**Written exercise**
Present the data once more in exactly its original form.
— START OF Raw records —
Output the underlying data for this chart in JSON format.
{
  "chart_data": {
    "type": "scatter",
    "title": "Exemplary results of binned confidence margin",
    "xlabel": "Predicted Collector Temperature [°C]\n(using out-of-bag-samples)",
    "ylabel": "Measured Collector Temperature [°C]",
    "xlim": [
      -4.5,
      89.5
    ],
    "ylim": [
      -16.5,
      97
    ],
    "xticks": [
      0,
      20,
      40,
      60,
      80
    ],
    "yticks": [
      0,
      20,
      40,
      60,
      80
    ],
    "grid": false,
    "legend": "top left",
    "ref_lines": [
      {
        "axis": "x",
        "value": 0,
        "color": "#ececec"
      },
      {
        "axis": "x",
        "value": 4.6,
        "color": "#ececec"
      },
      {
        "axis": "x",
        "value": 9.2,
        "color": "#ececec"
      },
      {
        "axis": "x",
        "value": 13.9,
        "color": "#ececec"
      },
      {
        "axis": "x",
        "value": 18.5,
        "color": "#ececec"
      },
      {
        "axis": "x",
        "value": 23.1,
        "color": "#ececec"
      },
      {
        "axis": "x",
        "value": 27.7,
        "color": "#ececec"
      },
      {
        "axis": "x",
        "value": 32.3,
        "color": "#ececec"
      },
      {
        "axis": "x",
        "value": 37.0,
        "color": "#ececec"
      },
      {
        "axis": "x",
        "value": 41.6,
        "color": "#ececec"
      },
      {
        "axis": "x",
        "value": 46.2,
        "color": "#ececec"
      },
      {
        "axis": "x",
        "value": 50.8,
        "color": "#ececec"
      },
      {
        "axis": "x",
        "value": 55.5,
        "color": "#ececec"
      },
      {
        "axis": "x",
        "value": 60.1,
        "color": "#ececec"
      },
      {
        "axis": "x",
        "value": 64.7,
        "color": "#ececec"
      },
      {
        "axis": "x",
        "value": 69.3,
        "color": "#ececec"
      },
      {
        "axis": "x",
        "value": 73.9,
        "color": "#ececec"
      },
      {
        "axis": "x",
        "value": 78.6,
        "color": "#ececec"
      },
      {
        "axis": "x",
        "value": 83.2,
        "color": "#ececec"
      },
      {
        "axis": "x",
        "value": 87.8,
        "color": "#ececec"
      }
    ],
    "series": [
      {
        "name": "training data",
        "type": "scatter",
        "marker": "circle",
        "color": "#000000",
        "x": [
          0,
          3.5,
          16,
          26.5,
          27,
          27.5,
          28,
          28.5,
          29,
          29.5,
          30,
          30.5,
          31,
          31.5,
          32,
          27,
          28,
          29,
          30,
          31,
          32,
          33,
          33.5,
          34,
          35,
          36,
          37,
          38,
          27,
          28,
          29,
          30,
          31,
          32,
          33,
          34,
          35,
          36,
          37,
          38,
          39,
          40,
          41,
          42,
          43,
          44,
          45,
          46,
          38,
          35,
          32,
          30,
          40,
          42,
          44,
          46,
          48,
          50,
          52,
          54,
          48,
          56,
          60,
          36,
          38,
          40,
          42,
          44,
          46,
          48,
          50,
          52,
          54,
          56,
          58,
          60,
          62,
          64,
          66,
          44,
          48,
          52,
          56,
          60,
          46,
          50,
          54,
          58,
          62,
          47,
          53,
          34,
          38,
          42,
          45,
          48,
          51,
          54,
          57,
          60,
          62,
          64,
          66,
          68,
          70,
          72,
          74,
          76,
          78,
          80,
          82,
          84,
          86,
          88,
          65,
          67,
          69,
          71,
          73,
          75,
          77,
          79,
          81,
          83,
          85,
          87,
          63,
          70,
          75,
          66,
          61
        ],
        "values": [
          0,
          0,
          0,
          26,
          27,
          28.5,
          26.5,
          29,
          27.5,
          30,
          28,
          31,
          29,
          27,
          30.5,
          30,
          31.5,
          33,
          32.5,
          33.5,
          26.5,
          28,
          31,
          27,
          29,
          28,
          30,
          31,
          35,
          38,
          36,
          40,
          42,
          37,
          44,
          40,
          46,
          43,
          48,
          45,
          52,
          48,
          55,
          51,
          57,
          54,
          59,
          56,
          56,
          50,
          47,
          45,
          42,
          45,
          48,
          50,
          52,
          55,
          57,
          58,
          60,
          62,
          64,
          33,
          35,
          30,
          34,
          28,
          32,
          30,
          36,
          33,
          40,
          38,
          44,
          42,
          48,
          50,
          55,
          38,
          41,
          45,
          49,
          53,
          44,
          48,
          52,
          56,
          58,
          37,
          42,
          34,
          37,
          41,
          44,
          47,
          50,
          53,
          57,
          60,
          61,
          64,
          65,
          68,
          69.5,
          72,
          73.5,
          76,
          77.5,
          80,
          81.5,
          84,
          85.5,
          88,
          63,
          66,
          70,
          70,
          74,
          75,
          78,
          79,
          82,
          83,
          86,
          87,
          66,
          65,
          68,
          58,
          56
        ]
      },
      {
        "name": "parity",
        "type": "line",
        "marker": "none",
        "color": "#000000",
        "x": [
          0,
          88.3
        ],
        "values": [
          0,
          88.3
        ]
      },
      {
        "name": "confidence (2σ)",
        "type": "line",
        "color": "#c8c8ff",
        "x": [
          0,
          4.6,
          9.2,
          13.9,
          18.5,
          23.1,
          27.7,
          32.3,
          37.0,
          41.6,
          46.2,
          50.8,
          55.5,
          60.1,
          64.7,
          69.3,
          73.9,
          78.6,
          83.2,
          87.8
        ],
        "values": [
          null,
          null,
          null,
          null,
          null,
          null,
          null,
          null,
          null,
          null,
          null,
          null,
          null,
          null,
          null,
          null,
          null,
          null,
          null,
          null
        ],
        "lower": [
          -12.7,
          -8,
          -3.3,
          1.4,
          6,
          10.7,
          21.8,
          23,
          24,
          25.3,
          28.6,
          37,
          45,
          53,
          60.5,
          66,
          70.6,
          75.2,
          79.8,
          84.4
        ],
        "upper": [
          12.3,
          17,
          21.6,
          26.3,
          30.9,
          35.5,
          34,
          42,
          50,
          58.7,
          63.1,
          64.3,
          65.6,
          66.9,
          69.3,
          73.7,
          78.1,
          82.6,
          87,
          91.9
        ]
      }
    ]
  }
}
— END OF Raw records —
**Correct result**
Output the underlying data for this chart in JSON format.
{
  "chart_data": {
    "type": "scatter",
    "title": "Exemplary results of binned confidence margin",
    "xlabel": "Predicted Collector Temperature [°C]\n(using out-of-bag-samples)",
    "ylabel": "Measured Collector Temperature [°C]",
    "xlim": [
      -4.5,
      89.5
    ],
    "ylim": [
      -16.5,
      97
    ],
    "xticks": [
      0,
      20,
      40,
      60,
      80
    ],
    "yticks": [
      0,
      20,
      40,
      60,
      80
    ],
    "grid": false,
    "legend": "top left",
    "ref_lines": [
      {
        "axis": "x",
        "value": 0,
        "color": "#ececec"
      },
      {
        "axis": "x",
        "value": 4.6,
        "color": "#ececec"
      },
      {
        "axis": "x",
        "value": 9.2,
        "color": "#ececec"
      },
      {
        "axis": "x",
        "value": 13.9,
        "color": "#ececec"
      },
      {
        "axis": "x",
        "value": 18.5,
        "color": "#ececec"
      },
      {
        "axis": "x",
        "value": 23.1,
        "color": "#ececec"
      },
      {
        "axis": "x",
        "value": 27.7,
        "color": "#ececec"
      },
      {
        "axis": "x",
        "value": 32.3,
        "color": "#ececec"
      },
      {
        "axis": "x",
        "value": 37.0,
        "color": "#ececec"
      },
      {
        "axis": "x",
        "value": 41.6,
        "color": "#ececec"
      },
      {
        "axis": "x",
        "value": 46.2,
        "color": "#ececec"
      },
      {
        "axis": "x",
        "value": 50.8,
        "color": "#ececec"
      },
      {
        "axis": "x",
        "value": 55.5,
        "color": "#ececec"
      },
      {
        "axis": "x",
        "value": 60.1,
        "color": "#ececec"
      },
      {
        "axis": "x",
        "value": 64.7,
        "color": "#ececec"
      },
      {
        "axis": "x",
        "value": 69.3,
        "color": "#ececec"
      },
      {
        "axis": "x",
        "value": 73.9,
        "color": "#ececec"
      },
      {
        "axis": "x",
        "value": 78.6,
        "color": "#ececec"
      },
      {
        "axis": "x",
        "value": 83.2,
        "color": "#ececec"
      },
      {
        "axis": "x",
        "value": 87.8,
        "color": "#ececec"
      }
    ],
    "series": [
      {
        "name": "training data",
        "type": "scatter",
        "marker": "circle",
        "color": "#000000",
        "x": [
          0,
          3.5,
          16,
          26.5,
          27,
          27.5,
          28,
          28.5,
          29,
          29.5,
          30,
          30.5,
          31,
          31.5,
          32,
          27,
          28,
          29,
          30,
          31,
          32,
          33,
          33.5,
          34,
          35,
          36,
          37,
          38,
          27,
          28,
          29,
          30,
          31,
          32,
          33,
          34,
          35,
          36,
          37,
          38,
          39,
          40,
          41,
          42,
          43,
          44,
          45,
          46,
          38,
          35,
          32,
          30,
          40,
          42,
          44,
          46,
          48,
          50,
          52,
          54,
          48,
          56,
          60,
          36,
          38,
          40,
          42,
          44,
          46,
          48,
          50,
          52,
          54,
          56,
          58,
          60,
          62,
          64,
          66,
          44,
          48,
          52,
          56,
          60,
          46,
          50,
          54,
          58,
          62,
          47,
          53,
          34,
          38,
          42,
          45,
          48,
          51,
          54,
          57,
          60,
          62,
          64,
          66,
          68,
          70,
          72,
          74,
          76,
          78,
          80,
          82,
          84,
          86,
          88,
          65,
          67,
          69,
          71,
          73,
          75,
          77,
          79,
          81,
          83,
          85,
          87,
          63,
          70,
          75,
          66,
          61
        ],
        "values": [
          0,
          0,
          0,
          26,
          27,
          28.5,
          26.5,
          29,
          27.5,
          30,
          28,
          31,
          29,
          27,
          30.5,
          30,
          31.5,
          33,
          32.5,
          33.5,
          26.5,
          28,
          31,
          27,
          29,
          28,
          30,
          31,
          35,
          38,
          36,
          40,
          42,
          37,
          44,
          40,
          46,
          43,
          48,
          45,
          52,
          48,
          55,
          51,
          57,
          54,
          59,
          56,
          56,
          50,
          47,
          45,
          42,
          45,
          48,
          50,
          52,
          55,
          57,
          58,
          60,
          62,
          64,
          33,
          35,
          30,
          34,
          28,
          32,
          30,
          36,
          33,
          40,
          38,
          44,
          42,
          48,
          50,
          55,
          38,
          41,
          45,
          49,
          53,
          44,
          48,
          52,
          56,
          58,
          37,
          42,
          34,
          37,
          41,
          44,
          47,
          50,
          53,
          57,
          60,
          61,
          64,
          65,
          68,
          69.5,
          72,
          73.5,
          76,
          77.5,
          80,
          81.5,
          84,
          85.5,
          88,
          63,
          66,
          70,
          70,
          74,
          75,
          78,
          79,
          82,
          83,
          86,
          87,
          66,
          65,
          68,
          58,
          56
        ]
      },
      {
        "name": "parity",
        "type": "line",
        "marker": "none",
        "color": "#000000",
        "x": [
          0,
          88.3
        ],
        "values": [
          0,
          88.3
        ]
      },
      {
        "name": "confidence (2σ)",
        "type": "line",
        "color": "#c8c8ff",
        "x": [
          0,
          4.6,
          9.2,
          13.9,
          18.5,
          23.1,
          27.7,
          32.3,
          37.0,
          41.6,
          46.2,
          50.8,
          55.5,
          60.1,
          64.7,
          69.3,
          73.9,
          78.6,
          83.2,
          87.8
        ],
        "values": [
          null,
          null,
          null,
          null,
          null,
          null,
          null,
          null,
          null,
          null,
          null,
          null,
          null,
          null,
          null,
          null,
          null,
          null,
          null,
          null
        ],
        "lower": [
          -12.7,
          -8,
          -3.3,
          1.4,
          6,
          10.7,
          21.8,
          23,
          24,
          25.3,
          28.6,
          37,
          45,
          53,
          60.5,
          66,
          70.6,
          75.2,
          79.8,
          84.4
        ],
        "upper": [
          12.3,
          17,
          21.6,
          26.3,
          30.9,
          35.5,
          34,
          42,
          50,
          58.7,
          63.1,
          64.3,
          65.6,
          66.9,
          69.3,
          73.7,
          78.1,
          82.6,
          87,
          91.9
        ]
      }
    ]
  }
}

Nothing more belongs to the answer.